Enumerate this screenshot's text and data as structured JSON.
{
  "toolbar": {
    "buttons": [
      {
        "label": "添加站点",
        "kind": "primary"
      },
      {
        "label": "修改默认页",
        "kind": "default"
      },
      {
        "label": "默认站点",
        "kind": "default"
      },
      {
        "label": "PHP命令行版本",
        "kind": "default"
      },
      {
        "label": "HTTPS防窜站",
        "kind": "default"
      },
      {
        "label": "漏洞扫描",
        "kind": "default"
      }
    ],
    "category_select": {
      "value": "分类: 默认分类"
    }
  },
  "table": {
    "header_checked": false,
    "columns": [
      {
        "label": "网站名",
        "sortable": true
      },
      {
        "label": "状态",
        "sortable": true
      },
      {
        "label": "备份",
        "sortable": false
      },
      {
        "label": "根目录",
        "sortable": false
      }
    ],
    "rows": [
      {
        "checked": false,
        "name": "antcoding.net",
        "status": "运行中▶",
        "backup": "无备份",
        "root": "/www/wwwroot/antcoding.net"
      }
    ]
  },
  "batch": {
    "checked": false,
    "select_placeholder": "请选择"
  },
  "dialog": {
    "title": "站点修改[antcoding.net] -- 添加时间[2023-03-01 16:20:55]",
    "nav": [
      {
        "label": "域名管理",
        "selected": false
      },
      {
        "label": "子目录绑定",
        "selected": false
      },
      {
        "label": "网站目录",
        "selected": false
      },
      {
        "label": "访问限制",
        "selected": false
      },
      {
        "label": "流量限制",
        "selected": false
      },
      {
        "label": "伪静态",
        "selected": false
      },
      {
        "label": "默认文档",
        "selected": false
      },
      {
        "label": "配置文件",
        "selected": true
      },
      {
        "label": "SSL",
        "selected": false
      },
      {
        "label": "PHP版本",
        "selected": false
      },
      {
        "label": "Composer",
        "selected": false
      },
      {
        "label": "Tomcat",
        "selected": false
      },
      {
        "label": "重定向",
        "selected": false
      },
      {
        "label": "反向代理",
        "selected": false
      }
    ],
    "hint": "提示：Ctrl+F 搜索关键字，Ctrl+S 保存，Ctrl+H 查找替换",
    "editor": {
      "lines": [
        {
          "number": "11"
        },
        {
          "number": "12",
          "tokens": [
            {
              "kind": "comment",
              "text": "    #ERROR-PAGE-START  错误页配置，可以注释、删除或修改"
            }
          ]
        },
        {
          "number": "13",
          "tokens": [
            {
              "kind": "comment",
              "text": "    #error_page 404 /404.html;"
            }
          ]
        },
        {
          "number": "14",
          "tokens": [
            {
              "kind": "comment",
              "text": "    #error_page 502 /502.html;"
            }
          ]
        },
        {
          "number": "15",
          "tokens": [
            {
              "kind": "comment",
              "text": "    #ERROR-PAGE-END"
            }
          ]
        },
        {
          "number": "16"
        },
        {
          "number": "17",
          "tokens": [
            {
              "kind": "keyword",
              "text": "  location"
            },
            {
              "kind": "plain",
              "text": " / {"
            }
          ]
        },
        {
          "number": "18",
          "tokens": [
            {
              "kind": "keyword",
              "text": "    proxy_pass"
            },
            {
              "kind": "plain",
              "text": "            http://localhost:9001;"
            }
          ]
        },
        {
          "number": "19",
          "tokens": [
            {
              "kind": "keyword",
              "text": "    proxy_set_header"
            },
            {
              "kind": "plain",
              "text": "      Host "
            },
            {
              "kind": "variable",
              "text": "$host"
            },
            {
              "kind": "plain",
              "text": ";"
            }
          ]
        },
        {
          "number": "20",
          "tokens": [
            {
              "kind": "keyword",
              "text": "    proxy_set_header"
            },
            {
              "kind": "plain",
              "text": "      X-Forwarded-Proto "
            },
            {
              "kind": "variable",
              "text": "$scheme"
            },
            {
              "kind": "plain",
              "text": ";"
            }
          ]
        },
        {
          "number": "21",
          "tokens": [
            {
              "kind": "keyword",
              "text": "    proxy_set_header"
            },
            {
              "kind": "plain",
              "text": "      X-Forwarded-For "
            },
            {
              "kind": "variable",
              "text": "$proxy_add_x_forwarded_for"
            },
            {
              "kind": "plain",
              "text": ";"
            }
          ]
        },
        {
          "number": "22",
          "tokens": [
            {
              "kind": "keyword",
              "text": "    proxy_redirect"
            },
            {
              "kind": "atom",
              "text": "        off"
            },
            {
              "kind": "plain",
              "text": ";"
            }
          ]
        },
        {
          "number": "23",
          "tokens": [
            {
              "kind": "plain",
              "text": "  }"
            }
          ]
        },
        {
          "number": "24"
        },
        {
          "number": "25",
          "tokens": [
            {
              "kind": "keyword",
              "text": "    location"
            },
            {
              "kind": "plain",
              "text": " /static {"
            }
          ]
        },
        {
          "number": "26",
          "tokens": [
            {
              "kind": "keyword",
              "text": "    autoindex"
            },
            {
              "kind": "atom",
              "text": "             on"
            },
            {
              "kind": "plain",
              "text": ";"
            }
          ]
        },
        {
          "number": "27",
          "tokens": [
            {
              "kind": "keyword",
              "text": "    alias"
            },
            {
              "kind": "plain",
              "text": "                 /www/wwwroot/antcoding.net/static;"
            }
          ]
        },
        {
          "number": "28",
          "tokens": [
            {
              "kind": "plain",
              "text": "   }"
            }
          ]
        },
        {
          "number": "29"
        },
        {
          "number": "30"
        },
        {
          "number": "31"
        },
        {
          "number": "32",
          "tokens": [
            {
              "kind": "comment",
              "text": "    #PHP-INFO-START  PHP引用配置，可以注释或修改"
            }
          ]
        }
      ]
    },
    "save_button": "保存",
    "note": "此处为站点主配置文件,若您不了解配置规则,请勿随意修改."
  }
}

--

- Challenge -
Each record must be repeated exactly as it is.

- Task output -
Enumerate this screenshot's text and data as structured JSON.
{
  "toolbar": {
    "buttons": [
      {
        "label": "添加站点",
        "kind": "primary"
      },
      {
        "label": "修改默认页",
        "kind": "default"
      },
      {
        "label": "默认站点",
        "kind": "default"
      },
      {
        "label": "PHP命令行版本",
        "kind": "default"
      },
      {
        "label": "HTTPS防窜站",
        "kind": "default"
      },
      {
        "label": "漏洞扫描",
        "kind": "default"
      }
    ],
    "category_select": {
      "value": "分类: 默认分类"
    }
  },
  "table": {
    "header_checked": false,
    "columns": [
      {
        "label": "网站名",
        "sortable": true
      },
      {
        "label": "状态",
        "sortable": true
      },
      {
        "label": "备份",
        "sortable": false
      },
      {
        "label": "根目录",
        "sortable": false
      }
    ],
    "rows": [
      {
        "checked": false,
        "name": "antcoding.net",
        "status": "运行中▶",
        "backup": "无备份",
        "root": "/www/wwwroot/antcoding.net"
      }
    ]
  },
  "batch": {
    "checked": false,
    "select_placeholder": "请选择"
  },
  "dialog": {
    "title": "站点修改[antcoding.net] -- 添加时间[2023-03-01 16:20:55]",
    "nav": [
      {
        "label": "域名管理",
        "selected": false
      },
      {
        "label": "子目录绑定",
        "selected": false
      },
      {
        "label": "网站目录",
        "selected": false
      },
      {
        "label": "访问限制",
        "selected": false
      },
      {
        "label": "流量限制",
        "selected": false
      },
      {
        "label": "伪静态",
        "selected": false
      },
      {
        "label": "默认文档",
        "selected": false
      },
      {
        "label": "配置文件",
        "selected": true
      },
      {
        "label": "SSL",
        "selected": false
      },
      {
        "label": "PHP版本",
        "selected": false
      },
      {
        "label": "Composer",
        "selected": false
      },
      {
        "label": "Tomcat",
        "selected": false
      },
      {
        "label": "重定向",
        "selected": false
      },
      {
        "label": "反向代理",
        "selected": false
      }
    ],
    "hint": "提示：Ctrl+F 搜索关键字，Ctrl+S 保存，Ctrl+H 查找替换",
    "editor": {
      "lines": [
        {
          "number": "11"
        },
        {
          "number": "12",
          "tokens": [
            {
              "kind": "comment",
              "text": "    #ERROR-PAGE-START  错误页配置，可以注释、删除或修改"
            }
          ]
        },
        {
          "number": "13",
          "tokens": [
            {
              "kind": "comment",
              "text": "    #error_page 404 /404.html;"
            }
          ]
        },
        {
          "number": "14",
          "tokens": [
            {
              "kind": "comment",
              "text": "    #error_page 502 /502.html;"
            }
          ]
        },
        {
          "number": "15",
          "tokens": [
            {
              "kind": "comment",
              "text": "    #ERROR-PAGE-END"
            }
          ]
        },
        {
          "number": "16"
        },
        {
          "number": "17",
          "tokens": [
            {
              "kind": "keyword",
              "text": "  location"
            },
            {
              "kind": "plain",
              "text": " / {"
            }
          ]
        },
        {
          "number": "18",
          "tokens": [
            {
              "kind": "keyword",
              "text": "    proxy_pass"
            },
            {
              "kind": "plain",
              "text": "            http://localhost:9001;"
            }
          ]
        },
        {
          "number": "19",
          "tokens": [
            {
              "kind": "keyword",
              "text": "    proxy_set_header"
            },
            {
              "kind": "plain",
              "text": "      Host "
            },
            {
              "kind": "variable",
              "text": "$host"
            },
            {
              "kind": "plain",
              "text": ";"
            }
          ]
        },
        {
          "number": "20",
          "tokens": [
            {
              "kind": "keyword",
              "text": "    proxy_set_header"
            },
            {
              "kind": "plain",
              "text": "      X-Forwarded-Proto "
            },
            {
              "kind": "variable",
              "text": "$scheme"
            },
            {
              "kind": "plain",
              "text": ";"
            }
          ]
        },
        {
          "number": "21",
          "tokens": [
            {
              "kind": "keyword",
              "text": "    proxy_set_header"
            },
            {
              "kind": "plain",
              "text": "      X-Forwarded-For "
            },
            {
              "kind": "variable",
              "text": "$proxy_add_x_forwarded_for"
            },
            {
              "kind": "plain",
              "text": ";"
            }
          ]
        },
        {
          "number": "22",
          "tokens": [
            {
              "kind": "keyword",
              "text": "    proxy_redirect"
            },
            {
              "kind": "atom",
              "text": "        off"
            },
            {
              "kind": "plain",
              "text": ";"
            }
          ]
        },
        {
          "number": "23",
          "tokens": [
            {
              "kind": "plain",
              "text": "  }"
            }
          ]
        },
        {
          "number": "24"
        },
        {
          "number": "25",
          "tokens": [
            {
              "kind": "keyword",
              "text": "    location"
            },
            {
              "kind": "plain",
              "text": " /static {"
            }
          ]
        },
        {
          "number": "26",
          "tokens": [
            {
              "kind": "keyword",
              "text": "    autoindex"
            },
            {
              "kind": "atom",
              "text": "             on"
            },
            {
              "kind": "plain",
              "text": ";"
            }
          ]
        },
        {
          "number": "27",
          "tokens": [
            {
              "kind": "keyword",
              "text": "    alias"
            },
            {
              "kind": "plain",
              "text": "                 /www/wwwroot/antcoding.net/static;"
            }
          ]
        },
        {
          "number": "28",
          "tokens": [
            {
              "kind": "plain",
              "text": "   }"
            }
          ]
        },
        {
          "number": "29"
        },
        {
          "number": "30"
        },
        {
          "number": "31"
        },
        {
          "number": "32",
          "tokens": [
            {
              "kind": "comment",
              "text": "    #PHP-INFO-START  PHP引用配置，可以注释或修改"
            }
          ]
        }
      ]
    },
    "save_button": "保存",
    "note": "此处为站点主配置文件,若您不了解配置规则,请勿随意修改."
  }
}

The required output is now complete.